In the data, extract each line that holds the string "name".

[Excerpts from a figure dataset]

──────

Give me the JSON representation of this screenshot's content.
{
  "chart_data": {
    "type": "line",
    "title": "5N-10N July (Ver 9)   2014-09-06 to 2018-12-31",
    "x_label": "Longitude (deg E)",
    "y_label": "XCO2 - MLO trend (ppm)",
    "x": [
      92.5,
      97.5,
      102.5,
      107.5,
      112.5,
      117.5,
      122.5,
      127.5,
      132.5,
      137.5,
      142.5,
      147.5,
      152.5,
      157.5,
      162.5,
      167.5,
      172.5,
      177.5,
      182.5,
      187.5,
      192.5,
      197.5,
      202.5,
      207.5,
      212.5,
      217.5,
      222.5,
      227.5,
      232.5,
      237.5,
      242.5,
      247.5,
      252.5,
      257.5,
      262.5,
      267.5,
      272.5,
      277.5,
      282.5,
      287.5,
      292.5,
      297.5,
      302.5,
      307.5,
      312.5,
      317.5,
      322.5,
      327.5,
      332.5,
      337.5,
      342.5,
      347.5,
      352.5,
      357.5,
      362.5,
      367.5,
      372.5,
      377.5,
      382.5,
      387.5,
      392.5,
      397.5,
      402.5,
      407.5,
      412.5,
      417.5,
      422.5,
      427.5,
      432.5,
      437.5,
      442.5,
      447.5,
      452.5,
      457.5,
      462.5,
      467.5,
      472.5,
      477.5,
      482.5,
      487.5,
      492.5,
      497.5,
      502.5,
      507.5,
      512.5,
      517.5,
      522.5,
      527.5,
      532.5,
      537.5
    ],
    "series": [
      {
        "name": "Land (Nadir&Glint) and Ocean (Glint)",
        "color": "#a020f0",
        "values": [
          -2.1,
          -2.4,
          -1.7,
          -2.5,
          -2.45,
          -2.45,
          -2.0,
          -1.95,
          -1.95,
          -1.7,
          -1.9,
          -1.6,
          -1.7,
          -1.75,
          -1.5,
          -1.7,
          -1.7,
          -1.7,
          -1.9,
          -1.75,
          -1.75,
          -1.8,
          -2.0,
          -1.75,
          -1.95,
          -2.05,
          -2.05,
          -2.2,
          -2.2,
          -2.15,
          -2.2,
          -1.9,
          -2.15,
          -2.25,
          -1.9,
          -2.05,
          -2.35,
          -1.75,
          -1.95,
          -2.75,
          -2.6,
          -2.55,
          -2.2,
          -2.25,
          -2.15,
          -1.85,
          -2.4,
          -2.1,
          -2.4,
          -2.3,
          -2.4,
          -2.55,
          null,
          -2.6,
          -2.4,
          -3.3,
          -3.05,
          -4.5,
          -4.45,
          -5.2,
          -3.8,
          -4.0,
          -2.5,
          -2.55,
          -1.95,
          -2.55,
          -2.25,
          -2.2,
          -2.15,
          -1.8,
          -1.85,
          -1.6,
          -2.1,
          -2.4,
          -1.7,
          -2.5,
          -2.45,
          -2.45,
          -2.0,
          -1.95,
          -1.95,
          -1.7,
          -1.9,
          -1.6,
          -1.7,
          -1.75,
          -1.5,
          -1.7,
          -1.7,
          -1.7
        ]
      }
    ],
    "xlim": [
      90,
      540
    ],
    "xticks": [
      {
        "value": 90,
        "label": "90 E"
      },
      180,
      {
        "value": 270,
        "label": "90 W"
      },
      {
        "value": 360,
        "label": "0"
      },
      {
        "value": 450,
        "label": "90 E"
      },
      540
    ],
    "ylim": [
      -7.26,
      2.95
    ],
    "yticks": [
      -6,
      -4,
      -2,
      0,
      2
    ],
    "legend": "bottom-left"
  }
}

──────

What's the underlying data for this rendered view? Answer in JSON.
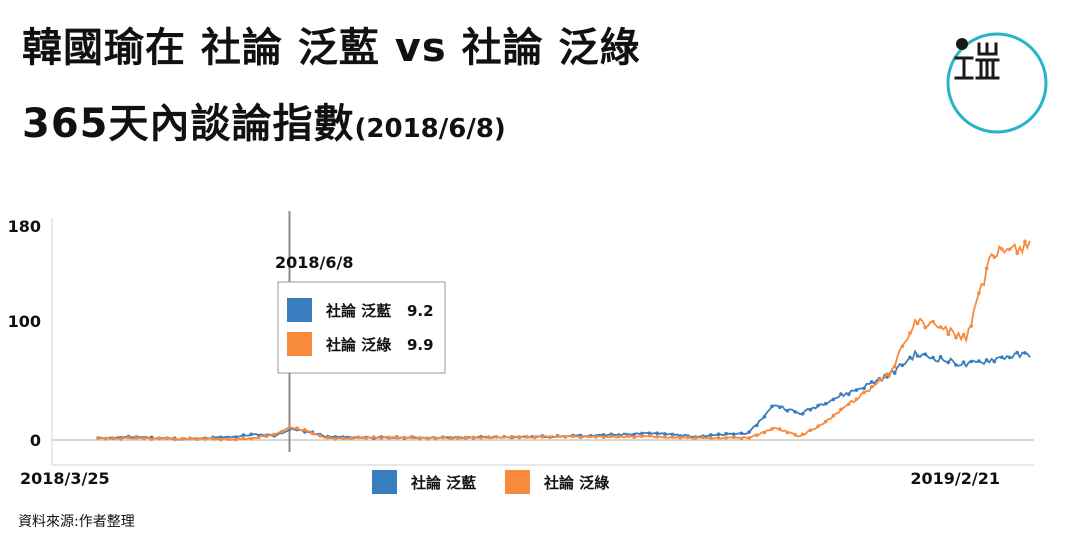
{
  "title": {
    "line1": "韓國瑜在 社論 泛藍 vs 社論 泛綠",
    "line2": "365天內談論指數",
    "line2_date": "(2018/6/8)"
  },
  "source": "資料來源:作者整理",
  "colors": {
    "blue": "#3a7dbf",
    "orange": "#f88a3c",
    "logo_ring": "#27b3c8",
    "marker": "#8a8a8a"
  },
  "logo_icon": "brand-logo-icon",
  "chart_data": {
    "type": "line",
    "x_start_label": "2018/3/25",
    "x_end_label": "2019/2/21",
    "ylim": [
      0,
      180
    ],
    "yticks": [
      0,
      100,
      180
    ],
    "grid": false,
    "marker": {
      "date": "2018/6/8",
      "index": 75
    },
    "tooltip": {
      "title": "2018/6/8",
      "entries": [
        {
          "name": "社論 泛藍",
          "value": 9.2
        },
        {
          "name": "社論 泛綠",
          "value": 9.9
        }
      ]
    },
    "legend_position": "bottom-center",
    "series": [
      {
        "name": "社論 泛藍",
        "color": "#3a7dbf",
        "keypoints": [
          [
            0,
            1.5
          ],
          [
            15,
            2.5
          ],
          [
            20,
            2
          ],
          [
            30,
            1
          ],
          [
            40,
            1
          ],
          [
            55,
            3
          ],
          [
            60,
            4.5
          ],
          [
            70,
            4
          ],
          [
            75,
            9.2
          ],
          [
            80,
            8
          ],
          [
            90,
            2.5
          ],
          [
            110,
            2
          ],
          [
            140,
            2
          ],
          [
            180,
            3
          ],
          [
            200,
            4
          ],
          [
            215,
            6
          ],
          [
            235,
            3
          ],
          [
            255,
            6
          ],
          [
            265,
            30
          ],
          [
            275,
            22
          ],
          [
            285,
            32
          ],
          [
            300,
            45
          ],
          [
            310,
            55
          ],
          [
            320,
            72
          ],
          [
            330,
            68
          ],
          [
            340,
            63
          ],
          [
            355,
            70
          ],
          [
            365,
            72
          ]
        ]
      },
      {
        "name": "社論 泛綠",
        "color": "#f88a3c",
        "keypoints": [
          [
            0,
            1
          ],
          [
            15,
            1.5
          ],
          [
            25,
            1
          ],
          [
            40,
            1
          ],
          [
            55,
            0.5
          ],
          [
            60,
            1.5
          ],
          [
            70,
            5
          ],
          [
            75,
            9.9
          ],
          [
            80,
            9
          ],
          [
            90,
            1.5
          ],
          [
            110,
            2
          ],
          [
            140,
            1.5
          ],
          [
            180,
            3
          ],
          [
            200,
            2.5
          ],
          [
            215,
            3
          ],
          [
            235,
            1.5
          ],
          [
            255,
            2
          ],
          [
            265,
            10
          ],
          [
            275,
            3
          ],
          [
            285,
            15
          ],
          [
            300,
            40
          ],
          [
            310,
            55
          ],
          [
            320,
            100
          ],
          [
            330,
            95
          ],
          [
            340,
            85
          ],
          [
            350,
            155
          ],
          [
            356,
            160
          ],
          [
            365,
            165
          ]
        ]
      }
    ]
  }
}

──────

* Task response *
        "name": "Land (Nadir&Glint) and Ocean (Glint)",
          "name": "社論 泛藍",
          "name": "社論 泛綠",
        "name": "社論 泛藍",
        "name": "社論 泛綠",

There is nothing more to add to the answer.